TO BE DONE → Look through the material below. Copy each line that contains the string "JSON".

┌──

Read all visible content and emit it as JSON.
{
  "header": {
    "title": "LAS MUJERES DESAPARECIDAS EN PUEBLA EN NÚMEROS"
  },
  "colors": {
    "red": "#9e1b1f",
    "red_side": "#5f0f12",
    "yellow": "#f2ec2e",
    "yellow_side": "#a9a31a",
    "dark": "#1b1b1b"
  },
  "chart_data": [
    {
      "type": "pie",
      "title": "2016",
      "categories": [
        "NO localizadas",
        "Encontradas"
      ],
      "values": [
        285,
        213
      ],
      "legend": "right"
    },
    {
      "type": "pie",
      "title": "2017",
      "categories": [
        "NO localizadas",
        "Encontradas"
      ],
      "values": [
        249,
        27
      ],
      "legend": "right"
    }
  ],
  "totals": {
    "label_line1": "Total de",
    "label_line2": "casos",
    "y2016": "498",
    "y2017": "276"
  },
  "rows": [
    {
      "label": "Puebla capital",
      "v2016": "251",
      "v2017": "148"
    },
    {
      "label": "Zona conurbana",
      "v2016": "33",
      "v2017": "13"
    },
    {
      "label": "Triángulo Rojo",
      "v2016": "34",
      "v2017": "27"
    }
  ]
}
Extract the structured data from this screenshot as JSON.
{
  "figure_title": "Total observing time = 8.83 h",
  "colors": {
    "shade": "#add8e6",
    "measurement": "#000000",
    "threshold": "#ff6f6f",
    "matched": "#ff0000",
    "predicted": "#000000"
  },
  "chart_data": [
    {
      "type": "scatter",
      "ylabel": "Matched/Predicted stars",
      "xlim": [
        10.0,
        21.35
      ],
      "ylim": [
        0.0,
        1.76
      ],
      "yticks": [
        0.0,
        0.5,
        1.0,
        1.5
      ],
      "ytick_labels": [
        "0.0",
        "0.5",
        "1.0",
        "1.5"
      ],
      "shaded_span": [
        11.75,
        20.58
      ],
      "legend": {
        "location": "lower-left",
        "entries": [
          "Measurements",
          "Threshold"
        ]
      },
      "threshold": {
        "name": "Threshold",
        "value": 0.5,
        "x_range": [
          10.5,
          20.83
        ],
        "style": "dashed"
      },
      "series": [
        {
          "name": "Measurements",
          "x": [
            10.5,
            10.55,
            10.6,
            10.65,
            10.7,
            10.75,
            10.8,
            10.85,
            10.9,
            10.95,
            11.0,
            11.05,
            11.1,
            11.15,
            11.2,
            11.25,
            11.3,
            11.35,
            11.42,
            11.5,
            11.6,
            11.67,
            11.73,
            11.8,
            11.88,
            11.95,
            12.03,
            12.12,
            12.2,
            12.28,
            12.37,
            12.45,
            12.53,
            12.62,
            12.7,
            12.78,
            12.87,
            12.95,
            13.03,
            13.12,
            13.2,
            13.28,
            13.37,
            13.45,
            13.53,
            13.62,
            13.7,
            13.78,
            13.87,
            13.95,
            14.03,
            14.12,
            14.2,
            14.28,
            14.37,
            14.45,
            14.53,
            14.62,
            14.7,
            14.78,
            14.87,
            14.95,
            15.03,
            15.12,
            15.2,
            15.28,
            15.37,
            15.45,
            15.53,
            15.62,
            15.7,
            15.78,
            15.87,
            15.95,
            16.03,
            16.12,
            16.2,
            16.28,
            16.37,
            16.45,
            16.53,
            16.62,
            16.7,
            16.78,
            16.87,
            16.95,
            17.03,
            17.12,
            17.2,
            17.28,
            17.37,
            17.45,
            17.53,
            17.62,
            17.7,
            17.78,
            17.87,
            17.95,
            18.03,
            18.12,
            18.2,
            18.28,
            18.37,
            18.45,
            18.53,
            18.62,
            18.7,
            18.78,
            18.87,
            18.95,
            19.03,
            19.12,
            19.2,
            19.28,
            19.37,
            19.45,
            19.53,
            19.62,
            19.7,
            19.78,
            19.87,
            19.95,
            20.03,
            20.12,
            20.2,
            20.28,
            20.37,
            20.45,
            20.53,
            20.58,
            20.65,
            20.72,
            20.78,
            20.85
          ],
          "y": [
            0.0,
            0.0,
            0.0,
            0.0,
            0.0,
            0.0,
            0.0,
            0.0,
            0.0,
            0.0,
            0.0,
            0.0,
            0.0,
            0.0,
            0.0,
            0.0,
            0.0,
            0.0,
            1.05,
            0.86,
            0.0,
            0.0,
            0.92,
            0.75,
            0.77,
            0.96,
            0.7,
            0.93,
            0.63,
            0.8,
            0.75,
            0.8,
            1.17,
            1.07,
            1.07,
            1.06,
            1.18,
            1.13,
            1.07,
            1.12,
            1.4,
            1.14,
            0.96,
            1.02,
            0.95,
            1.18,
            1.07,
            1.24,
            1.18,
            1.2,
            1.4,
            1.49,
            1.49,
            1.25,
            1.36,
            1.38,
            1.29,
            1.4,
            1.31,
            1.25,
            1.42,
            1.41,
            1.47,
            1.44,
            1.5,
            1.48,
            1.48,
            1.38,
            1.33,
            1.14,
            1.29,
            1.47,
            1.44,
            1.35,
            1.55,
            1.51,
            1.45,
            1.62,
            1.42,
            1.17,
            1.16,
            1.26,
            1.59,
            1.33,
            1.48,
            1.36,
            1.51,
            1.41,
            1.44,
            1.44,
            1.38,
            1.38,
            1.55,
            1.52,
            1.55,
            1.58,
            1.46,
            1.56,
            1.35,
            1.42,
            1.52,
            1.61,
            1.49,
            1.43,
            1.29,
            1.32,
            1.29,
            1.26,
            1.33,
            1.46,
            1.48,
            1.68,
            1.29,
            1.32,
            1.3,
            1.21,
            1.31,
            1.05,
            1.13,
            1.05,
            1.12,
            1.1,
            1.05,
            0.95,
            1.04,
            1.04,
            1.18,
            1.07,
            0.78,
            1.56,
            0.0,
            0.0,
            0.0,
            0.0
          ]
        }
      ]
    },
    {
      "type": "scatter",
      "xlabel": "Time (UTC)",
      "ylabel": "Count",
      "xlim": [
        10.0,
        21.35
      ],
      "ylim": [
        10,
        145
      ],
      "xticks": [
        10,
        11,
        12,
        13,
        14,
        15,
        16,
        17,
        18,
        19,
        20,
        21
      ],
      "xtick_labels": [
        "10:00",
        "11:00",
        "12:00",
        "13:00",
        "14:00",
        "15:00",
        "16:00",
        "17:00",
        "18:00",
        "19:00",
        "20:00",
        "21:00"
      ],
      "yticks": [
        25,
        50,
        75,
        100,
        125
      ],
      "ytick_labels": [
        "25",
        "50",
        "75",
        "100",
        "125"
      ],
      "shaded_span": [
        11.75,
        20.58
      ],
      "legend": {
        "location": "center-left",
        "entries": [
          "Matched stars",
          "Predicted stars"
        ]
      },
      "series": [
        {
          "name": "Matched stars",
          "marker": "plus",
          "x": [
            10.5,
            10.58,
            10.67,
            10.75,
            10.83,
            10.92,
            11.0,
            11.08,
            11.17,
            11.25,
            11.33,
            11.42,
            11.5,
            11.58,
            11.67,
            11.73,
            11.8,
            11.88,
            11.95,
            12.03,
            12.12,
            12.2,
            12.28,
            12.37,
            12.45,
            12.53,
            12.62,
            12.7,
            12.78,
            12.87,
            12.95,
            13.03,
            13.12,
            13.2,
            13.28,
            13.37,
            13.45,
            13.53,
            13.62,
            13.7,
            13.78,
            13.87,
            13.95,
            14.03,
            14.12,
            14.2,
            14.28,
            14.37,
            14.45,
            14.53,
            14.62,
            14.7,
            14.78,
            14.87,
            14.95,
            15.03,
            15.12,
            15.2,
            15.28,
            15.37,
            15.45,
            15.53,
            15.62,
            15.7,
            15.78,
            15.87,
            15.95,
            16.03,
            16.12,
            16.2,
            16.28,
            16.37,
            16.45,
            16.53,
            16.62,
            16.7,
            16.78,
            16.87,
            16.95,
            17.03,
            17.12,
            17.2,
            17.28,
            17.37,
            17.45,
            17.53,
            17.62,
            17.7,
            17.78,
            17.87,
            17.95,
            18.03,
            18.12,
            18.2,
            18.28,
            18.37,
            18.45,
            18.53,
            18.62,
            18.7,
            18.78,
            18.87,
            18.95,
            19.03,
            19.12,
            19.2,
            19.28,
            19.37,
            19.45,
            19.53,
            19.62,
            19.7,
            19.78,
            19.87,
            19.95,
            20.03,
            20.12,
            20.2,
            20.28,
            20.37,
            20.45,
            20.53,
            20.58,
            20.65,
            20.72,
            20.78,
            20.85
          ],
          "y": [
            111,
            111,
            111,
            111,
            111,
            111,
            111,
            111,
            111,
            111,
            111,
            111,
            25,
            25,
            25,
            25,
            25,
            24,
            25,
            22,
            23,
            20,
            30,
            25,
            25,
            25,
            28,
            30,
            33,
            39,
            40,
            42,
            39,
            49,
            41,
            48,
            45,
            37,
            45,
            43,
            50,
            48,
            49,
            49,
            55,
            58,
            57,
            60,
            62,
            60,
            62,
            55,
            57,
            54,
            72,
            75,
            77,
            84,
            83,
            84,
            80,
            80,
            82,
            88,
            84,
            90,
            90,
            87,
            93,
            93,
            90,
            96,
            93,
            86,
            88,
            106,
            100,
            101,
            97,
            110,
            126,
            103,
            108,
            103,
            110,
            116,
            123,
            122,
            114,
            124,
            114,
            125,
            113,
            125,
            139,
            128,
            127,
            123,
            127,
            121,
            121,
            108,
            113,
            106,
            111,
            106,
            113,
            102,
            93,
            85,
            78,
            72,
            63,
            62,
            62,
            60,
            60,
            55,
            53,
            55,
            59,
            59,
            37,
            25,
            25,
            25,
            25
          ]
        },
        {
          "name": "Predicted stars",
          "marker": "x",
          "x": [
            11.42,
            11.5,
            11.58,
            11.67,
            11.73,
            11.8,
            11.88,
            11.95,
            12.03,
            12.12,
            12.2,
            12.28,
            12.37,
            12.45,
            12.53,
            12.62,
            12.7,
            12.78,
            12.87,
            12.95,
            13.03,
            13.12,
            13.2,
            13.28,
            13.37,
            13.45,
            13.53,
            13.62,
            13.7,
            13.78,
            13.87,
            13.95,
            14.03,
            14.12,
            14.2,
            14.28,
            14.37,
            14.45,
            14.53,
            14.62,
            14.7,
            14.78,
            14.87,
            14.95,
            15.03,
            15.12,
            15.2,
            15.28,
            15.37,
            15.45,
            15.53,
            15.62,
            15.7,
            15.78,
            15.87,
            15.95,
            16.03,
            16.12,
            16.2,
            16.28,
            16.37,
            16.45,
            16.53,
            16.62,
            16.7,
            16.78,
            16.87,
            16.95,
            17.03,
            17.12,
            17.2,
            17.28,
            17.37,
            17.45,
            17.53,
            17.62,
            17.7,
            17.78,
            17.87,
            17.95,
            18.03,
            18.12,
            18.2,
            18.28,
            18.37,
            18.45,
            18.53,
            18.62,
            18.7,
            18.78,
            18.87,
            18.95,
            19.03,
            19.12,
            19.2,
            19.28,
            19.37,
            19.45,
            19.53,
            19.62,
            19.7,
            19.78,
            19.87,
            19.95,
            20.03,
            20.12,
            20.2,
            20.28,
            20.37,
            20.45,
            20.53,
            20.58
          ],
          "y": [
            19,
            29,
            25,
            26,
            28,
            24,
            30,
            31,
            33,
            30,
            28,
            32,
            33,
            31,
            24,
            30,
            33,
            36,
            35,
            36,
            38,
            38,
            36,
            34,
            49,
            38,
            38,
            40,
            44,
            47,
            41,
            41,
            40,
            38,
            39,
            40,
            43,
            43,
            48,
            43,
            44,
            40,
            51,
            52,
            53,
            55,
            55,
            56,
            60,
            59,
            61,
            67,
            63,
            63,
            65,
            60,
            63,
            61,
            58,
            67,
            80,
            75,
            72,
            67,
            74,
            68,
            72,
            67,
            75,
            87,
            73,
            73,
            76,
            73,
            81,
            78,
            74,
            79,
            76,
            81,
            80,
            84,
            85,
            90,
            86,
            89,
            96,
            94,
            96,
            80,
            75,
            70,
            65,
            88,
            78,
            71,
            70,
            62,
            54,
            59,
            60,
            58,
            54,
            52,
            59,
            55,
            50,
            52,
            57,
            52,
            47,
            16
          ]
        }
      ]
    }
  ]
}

└──

TASK SOLUTION →
Read all visible content and emit it as JSON.
Extract the structured data from this screenshot as JSON.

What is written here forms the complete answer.